| Job |
Extract the lines that hold the string "values".

Entries from a dataset
•••••
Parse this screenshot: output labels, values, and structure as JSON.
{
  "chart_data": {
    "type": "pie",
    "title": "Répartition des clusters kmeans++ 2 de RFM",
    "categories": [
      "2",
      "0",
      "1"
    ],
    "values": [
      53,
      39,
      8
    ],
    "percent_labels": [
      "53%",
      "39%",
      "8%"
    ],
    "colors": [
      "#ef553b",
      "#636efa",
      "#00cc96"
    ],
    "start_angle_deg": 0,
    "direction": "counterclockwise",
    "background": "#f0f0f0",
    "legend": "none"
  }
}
•••••
| Answer in full |
Parse this screenshot: output labels, values, and structure as JSON.
    "values": [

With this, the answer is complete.